*EXERCISE GOAL*
From the entries that follow, gather each line holding the word "Metaphysics".

*SUPPLIED DATA*
******************************

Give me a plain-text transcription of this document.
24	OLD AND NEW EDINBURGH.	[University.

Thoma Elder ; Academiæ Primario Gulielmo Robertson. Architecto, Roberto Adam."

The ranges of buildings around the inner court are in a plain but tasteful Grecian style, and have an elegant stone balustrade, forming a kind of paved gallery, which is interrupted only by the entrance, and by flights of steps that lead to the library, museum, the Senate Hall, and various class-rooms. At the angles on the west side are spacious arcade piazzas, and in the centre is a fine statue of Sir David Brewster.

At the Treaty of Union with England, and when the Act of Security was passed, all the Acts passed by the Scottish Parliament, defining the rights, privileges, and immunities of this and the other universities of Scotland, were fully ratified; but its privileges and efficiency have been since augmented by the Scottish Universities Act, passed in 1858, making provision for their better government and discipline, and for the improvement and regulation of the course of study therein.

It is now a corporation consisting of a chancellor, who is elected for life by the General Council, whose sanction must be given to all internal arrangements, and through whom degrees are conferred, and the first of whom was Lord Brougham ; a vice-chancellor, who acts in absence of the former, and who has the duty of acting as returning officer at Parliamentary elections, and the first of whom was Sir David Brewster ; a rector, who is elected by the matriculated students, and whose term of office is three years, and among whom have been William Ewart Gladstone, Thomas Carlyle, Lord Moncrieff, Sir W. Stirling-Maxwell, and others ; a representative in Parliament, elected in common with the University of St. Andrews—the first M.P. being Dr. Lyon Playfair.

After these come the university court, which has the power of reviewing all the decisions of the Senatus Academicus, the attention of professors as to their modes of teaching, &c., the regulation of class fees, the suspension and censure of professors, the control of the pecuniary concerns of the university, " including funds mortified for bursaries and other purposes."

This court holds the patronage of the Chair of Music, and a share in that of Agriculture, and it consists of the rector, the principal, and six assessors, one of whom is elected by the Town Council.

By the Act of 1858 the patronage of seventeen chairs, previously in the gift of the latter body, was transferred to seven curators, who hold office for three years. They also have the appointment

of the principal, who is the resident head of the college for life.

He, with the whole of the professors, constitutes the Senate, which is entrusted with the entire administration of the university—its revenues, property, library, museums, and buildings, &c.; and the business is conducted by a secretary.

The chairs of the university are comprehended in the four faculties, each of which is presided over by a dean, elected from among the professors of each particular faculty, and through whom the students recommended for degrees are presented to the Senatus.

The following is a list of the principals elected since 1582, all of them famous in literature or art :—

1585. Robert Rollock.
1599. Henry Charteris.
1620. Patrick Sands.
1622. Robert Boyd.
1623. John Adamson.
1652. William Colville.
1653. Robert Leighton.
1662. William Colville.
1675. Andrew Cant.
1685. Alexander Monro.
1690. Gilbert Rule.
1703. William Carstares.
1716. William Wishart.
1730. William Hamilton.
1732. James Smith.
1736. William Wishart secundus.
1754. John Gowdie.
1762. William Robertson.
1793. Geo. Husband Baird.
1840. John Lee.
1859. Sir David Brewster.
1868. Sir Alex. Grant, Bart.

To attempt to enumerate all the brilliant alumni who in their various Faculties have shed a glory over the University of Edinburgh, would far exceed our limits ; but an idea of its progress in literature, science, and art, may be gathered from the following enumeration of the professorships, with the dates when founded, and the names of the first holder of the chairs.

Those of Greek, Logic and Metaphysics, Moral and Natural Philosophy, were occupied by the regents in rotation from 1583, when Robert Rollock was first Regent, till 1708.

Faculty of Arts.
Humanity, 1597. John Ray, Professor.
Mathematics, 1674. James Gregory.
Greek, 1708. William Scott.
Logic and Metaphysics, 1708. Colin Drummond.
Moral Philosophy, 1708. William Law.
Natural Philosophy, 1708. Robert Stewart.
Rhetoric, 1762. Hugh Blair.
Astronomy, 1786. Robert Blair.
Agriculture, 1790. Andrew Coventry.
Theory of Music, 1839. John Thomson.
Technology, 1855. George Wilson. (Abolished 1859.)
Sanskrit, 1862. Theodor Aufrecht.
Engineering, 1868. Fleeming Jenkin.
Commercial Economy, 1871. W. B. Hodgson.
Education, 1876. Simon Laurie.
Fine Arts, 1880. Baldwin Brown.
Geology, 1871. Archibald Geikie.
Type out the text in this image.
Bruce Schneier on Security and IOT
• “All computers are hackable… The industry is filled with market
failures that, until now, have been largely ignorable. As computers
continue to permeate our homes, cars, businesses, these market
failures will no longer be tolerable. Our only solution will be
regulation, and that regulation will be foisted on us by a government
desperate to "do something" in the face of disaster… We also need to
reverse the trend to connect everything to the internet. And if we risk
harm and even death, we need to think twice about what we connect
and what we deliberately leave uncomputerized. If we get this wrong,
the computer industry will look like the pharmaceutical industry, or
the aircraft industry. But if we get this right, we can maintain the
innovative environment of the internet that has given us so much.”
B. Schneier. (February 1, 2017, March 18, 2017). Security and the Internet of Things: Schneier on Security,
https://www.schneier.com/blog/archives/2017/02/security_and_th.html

******************************

*EXERCISE SOLUTION*
Those of Greek, Logic and Metaphysics, Moral and Natural Philosophy, were occupied by the regents in rotation from 1583, when Robert Rollock was first Regent, till 1708.
Logic and Metaphysics, 1708. Colin Drummond.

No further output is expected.